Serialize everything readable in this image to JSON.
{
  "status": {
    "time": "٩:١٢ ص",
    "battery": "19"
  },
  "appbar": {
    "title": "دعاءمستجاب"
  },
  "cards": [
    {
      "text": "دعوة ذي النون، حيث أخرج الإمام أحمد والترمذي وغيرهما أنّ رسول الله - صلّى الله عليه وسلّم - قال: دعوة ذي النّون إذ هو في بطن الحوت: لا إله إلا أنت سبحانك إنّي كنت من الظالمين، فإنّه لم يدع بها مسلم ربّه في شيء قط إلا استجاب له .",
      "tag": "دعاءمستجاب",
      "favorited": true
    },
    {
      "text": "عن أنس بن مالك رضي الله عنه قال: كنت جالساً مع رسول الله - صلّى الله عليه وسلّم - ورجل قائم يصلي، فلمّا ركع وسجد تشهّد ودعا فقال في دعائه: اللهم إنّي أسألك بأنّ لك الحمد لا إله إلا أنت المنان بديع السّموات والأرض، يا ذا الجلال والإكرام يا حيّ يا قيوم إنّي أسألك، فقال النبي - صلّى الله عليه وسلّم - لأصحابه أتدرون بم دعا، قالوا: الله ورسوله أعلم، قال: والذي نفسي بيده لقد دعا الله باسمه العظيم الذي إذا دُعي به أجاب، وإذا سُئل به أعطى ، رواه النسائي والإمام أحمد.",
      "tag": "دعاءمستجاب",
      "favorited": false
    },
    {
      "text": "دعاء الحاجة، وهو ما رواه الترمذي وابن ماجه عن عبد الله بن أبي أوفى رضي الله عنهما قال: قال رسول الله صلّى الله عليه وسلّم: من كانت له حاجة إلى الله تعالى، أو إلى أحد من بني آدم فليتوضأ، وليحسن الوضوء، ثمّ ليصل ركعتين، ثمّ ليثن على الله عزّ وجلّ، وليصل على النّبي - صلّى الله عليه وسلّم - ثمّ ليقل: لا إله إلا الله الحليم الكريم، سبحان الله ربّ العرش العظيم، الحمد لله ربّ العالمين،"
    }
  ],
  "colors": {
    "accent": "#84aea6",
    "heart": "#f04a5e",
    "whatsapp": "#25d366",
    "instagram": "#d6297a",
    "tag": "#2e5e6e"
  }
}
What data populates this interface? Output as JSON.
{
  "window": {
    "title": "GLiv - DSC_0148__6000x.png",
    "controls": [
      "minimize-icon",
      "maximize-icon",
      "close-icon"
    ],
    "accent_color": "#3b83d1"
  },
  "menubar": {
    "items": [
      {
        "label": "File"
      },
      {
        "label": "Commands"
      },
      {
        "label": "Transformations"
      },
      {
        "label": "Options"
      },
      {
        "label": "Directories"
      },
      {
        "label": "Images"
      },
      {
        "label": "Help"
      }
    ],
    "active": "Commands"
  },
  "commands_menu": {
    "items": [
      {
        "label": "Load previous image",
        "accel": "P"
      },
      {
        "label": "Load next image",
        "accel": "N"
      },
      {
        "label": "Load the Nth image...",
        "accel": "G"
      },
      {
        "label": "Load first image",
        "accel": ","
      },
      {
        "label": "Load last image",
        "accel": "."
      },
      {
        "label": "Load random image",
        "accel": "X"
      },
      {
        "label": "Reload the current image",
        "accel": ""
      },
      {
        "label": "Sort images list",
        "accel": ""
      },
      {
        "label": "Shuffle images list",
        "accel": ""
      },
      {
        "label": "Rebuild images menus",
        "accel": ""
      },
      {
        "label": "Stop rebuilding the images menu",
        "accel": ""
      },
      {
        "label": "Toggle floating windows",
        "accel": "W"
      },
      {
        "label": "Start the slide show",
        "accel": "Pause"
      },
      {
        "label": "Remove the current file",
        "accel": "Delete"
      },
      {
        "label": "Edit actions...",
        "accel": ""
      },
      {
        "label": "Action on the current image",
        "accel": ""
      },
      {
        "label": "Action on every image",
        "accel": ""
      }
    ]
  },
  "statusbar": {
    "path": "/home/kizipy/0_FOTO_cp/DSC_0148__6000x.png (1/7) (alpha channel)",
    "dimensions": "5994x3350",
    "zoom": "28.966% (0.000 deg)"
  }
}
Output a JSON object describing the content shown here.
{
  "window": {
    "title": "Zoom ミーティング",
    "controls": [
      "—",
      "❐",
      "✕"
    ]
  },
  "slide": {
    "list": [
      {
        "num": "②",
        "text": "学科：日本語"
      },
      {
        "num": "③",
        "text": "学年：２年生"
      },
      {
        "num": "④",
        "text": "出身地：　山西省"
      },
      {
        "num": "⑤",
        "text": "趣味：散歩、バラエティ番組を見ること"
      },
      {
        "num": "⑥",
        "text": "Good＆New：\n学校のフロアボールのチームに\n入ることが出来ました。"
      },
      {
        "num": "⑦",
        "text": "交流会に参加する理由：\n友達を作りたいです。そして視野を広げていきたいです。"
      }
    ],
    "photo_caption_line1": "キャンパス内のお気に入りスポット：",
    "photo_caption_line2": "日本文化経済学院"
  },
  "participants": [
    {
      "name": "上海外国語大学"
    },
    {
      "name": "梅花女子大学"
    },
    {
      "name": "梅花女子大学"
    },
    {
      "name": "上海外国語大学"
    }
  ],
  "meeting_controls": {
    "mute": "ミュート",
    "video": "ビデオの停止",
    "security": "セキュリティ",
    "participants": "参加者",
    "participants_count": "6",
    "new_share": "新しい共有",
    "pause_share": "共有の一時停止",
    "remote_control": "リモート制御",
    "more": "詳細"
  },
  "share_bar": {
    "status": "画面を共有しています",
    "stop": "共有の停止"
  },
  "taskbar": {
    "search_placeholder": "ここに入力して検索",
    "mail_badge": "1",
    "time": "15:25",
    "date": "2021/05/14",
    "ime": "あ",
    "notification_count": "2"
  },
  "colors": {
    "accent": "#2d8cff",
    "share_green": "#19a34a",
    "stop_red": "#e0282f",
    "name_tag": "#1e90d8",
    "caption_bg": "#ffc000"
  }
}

__________________________________________________

### WHAT YOU SHOULD DO
Take the listing above and write it out again exactly.

### EXERCISE SOLUTION
Serialize everything readable in this image to JSON.
{
  "status": {
    "time": "٩:١٢ ص",
    "battery": "19"
  },
  "appbar": {
    "title": "دعاءمستجاب"
  },
  "cards": [
    {
      "text": "دعوة ذي النون، حيث أخرج الإمام أحمد والترمذي وغيرهما أنّ رسول الله - صلّى الله عليه وسلّم - قال: دعوة ذي النّون إذ هو في بطن الحوت: لا إله إلا أنت سبحانك إنّي كنت من الظالمين، فإنّه لم يدع بها مسلم ربّه في شيء قط إلا استجاب له .",
      "tag": "دعاءمستجاب",
      "favorited": true
    },
    {
      "text": "عن أنس بن مالك رضي الله عنه قال: كنت جالساً مع رسول الله - صلّى الله عليه وسلّم - ورجل قائم يصلي، فلمّا ركع وسجد تشهّد ودعا فقال في دعائه: اللهم إنّي أسألك بأنّ لك الحمد لا إله إلا أنت المنان بديع السّموات والأرض، يا ذا الجلال والإكرام يا حيّ يا قيوم إنّي أسألك، فقال النبي - صلّى الله عليه وسلّم - لأصحابه أتدرون بم دعا، قالوا: الله ورسوله أعلم، قال: والذي نفسي بيده لقد دعا الله باسمه العظيم الذي إذا دُعي به أجاب، وإذا سُئل به أعطى ، رواه النسائي والإمام أحمد.",
      "tag": "دعاءمستجاب",
      "favorited": false
    },
    {
      "text": "دعاء الحاجة، وهو ما رواه الترمذي وابن ماجه عن عبد الله بن أبي أوفى رضي الله عنهما قال: قال رسول الله صلّى الله عليه وسلّم: من كانت له حاجة إلى الله تعالى، أو إلى أحد من بني آدم فليتوضأ، وليحسن الوضوء، ثمّ ليصل ركعتين، ثمّ ليثن على الله عزّ وجلّ، وليصل على النّبي - صلّى الله عليه وسلّم - ثمّ ليقل: لا إله إلا الله الحليم الكريم، سبحان الله ربّ العرش العظيم، الحمد لله ربّ العالمين،"
    }
  ],
  "colors": {
    "accent": "#84aea6",
    "heart": "#f04a5e",
    "whatsapp": "#25d366",
    "instagram": "#d6297a",
    "tag": "#2e5e6e"
  }
}
What data populates this interface? Output as JSON.
{
  "window": {
    "title": "GLiv - DSC_0148__6000x.png",
    "controls": [
      "minimize-icon",
      "maximize-icon",
      "close-icon"
    ],
    "accent_color": "#3b83d1"
  },
  "menubar": {
    "items": [
      {
        "label": "File"
      },
      {
        "label": "Commands"
      },
      {
        "label": "Transformations"
      },
      {
        "label": "Options"
      },
      {
        "label": "Directories"
      },
      {
        "label": "Images"
      },
      {
        "label": "Help"
      }
    ],
    "active": "Commands"
  },
  "commands_menu": {
    "items": [
      {
        "label": "Load previous image",
        "accel": "P"
      },
      {
        "label": "Load next image",
        "accel": "N"
      },
      {
        "label": "Load the Nth image...",
        "accel": "G"
      },
      {
        "label": "Load first image",
        "accel": ","
      },
      {
        "label": "Load last image",
        "accel": "."
      },
      {
        "label": "Load random image",
        "accel": "X"
      },
      {
        "label": "Reload the current image",
        "accel": ""
      },
      {
        "label": "Sort images list",
        "accel": ""
      },
      {
        "label": "Shuffle images list",
        "accel": ""
      },
      {
        "label": "Rebuild images menus",
        "accel": ""
      },
      {
        "label": "Stop rebuilding the images menu",
        "accel": ""
      },
      {
        "label": "Toggle floating windows",
        "accel": "W"
      },
      {
        "label": "Start the slide show",
        "accel": "Pause"
      },
      {
        "label": "Remove the current file",
        "accel": "Delete"
      },
      {
        "label": "Edit actions...",
        "accel": ""
      },
      {
        "label": "Action on the current image",
        "accel": ""
      },
      {
        "label": "Action on every image",
        "accel": ""
      }
    ]
  },
  "statusbar": {
    "path": "/home/kizipy/0_FOTO_cp/DSC_0148__6000x.png (1/7) (alpha channel)",
    "dimensions": "5994x3350",
    "zoom": "28.966% (0.000 deg)"
  }
}
Output a JSON object describing the content shown here.
{
  "window": {
    "title": "Zoom ミーティング",
    "controls": [
      "—",
      "❐",
      "✕"
    ]
  },
  "slide": {
    "list": [
      {
        "num": "②",
        "text": "学科：日本語"
      },
      {
        "num": "③",
        "text": "学年：２年生"
      },
      {
        "num": "④",
        "text": "出身地：　山西省"
      },
      {
        "num": "⑤",
        "text": "趣味：散歩、バラエティ番組を見ること"
      },
      {
        "num": "⑥",
        "text": "Good＆New：\n学校のフロアボールのチームに\n入ることが出来ました。"
      },
      {
        "num": "⑦",
        "text": "交流会に参加する理由：\n友達を作りたいです。そして視野を広げていきたいです。"
      }
    ],
    "photo_caption_line1": "キャンパス内のお気に入りスポット：",
    "photo_caption_line2": "日本文化経済学院"
  },
  "participants": [
    {
      "name": "上海外国語大学"
    },
    {
      "name": "梅花女子大学"
    },
    {
      "name": "梅花女子大学"
    },
    {
      "name": "上海外国語大学"
    }
  ],
  "meeting_controls": {
    "mute": "ミュート",
    "video": "ビデオの停止",
    "security": "セキュリティ",
    "participants": "参加者",
    "participants_count": "6",
    "new_share": "新しい共有",
    "pause_share": "共有の一時停止",
    "remote_control": "リモート制御",
    "more": "詳細"
  },
  "share_bar": {
    "status": "画面を共有しています",
    "stop": "共有の停止"
  },
  "taskbar": {
    "search_placeholder": "ここに入力して検索",
    "mail_badge": "1",
    "time": "15:25",
    "date": "2021/05/14",
    "ime": "あ",
    "notification_count": "2"
  },
  "colors": {
    "accent": "#2d8cff",
    "share_green": "#19a34a",
    "stop_red": "#e0282f",
    "name_tag": "#1e90d8",
    "caption_bg": "#ffc000"
  }
}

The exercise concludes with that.